-- SELECTED EXTRACT --
Though fewer American adults were hospitalized with heart failure during the last decade, hospitalization rates among heart failure patients under age 55 saw the least change, according to a new study.
Based on billing data for almost 1.7 million U.S. heart failure patients, researchers found that the number of hospital stays for the condition fell overall by about 27 percent between 2001 and 2009.
|“There have been significant reductions in the absolute number of heart failure hospitalizations. It’s just the speed is not the same among the younger patients,” said Dr. Jersey Chen, the study’s lead author from Kaiser Permanente’s Mid-Atlantic Permanente Research Institute in Rockville, Maryland.|
Previous research has shown that the number of hospital stays for heart failure – when the heart cannot pump enough blood to the body – dropped by nearly a third between 1998 and 2008 for patients covered by Medicare, the government insurance program for people over 65.
But the causes of heart failure often differ between younger and older patients, Chen and his colleagues write in the Journal of the American College of Cardiology, and they were unsure whether there had been a comparable drop in hospital stays among younger patients.
For the new study, the researchers used a database of billing records for Americans 18 years old and older.
Between 2001 and 2009, hospitalizations for heart failure fell from 633 hospital stays per 100,000 people to 463 stays per 100,000.
Adults 65 years old and older saw the greatest reductions in hospital stays – a drop of about 37 percent over the nine years. That compared to a decrease of just 13 percent among patients 18 to 44 years old and 16 percent among those between 45 and 55.
The researchers also found that younger heart failure patients showed little reduction in how long they spent in the hospital, or how many of them died within 30 days of admission.
Length of stay in the hospital, on average, fell from about 5.6 days in 2001 to 5.3 days in 2009. But the change was almost entirely among patients over age 65.
Deaths within 30 days of entering the hospital fell by about 8 percent among adults younger than 45 over the nine-year period, compared to a drop of 22 percent for patients 45 to 54 years old and a drop of 36 percent for patients between 55 and 64.

-- MATERIAL SUPPLIED --
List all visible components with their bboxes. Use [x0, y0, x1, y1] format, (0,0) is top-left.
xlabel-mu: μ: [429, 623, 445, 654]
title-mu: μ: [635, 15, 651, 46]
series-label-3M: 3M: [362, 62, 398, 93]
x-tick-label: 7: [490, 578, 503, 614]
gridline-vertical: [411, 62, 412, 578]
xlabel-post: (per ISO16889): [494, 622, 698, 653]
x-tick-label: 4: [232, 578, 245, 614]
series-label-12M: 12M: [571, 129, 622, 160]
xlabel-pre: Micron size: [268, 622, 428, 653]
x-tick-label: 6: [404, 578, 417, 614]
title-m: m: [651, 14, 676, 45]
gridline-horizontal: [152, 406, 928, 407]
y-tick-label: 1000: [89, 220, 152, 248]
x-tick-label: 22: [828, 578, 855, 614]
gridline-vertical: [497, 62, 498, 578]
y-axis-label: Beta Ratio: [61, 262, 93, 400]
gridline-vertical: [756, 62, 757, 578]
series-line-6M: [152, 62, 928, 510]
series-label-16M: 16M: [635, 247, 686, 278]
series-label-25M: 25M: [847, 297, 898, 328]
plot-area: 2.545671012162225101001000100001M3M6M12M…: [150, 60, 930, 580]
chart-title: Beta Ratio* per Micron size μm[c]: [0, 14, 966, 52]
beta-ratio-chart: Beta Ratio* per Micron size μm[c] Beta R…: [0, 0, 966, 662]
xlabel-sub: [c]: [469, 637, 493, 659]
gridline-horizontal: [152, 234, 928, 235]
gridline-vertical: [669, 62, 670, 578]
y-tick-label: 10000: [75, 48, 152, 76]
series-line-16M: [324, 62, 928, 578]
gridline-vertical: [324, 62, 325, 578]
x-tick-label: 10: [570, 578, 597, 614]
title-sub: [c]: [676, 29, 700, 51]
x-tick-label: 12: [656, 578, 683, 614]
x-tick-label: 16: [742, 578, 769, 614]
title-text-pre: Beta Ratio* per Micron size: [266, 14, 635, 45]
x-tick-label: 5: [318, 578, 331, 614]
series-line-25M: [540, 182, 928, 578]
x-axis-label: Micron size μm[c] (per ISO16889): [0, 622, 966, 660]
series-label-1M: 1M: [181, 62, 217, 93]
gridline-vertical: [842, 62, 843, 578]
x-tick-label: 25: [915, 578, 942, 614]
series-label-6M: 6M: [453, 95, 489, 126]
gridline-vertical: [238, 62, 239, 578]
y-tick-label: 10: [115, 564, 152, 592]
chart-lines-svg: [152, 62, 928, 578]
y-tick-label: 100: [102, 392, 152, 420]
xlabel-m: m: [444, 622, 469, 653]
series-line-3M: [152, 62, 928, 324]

-- YOUR OBJECTIVE --
Please continue the article on heart failure hospitalizations, starting after its last sentence and not after the records.

-- OUTPUT FOR THIS EXERCISE --
Chen told Reuters Health “the jury is still out” on why younger patients haven’t seen the same reductions in heart failure hospitalizations and deaths in the hospital, but it’s an area of active research.
He told Reuters Health that it could be that management of risk factors for heart failure in older adults – such as high blood pressure and heart disease – is easier to control, compared to the typical causes of the condition in younger patients.
Birth defects in the heart, for example, would be harder to avoid than high blood pressure, he said.
“I think we need to figure out why, what is causing the heart failure in the younger patients, more precisely than what we can get from this administrative data,” Chen added.
The differences between older and younger heart failure patients may also be explained by differences in hospital care and insurance, noted Dr. Adrian Hernandez, an associate professor of medicine and cardiology at the Duke University School of Medicine in Durham, North Carolina.
“While (the authors) speculate some of this may be greater risk factor control, that doesn’t seem like something that would have much impact on length of stay,” said Hernandez, who wasn’t involved in the new research.
Hernandez told Reuters Health there could be differences between a younger patient and an older adult in what an insurer is willing to pay for.
“(The findings are) good news for certain patient groups that have been able to get out of the hospital faster and on a better course, but there is more work to be done to make sure all patients have that experience,” Hernandez said.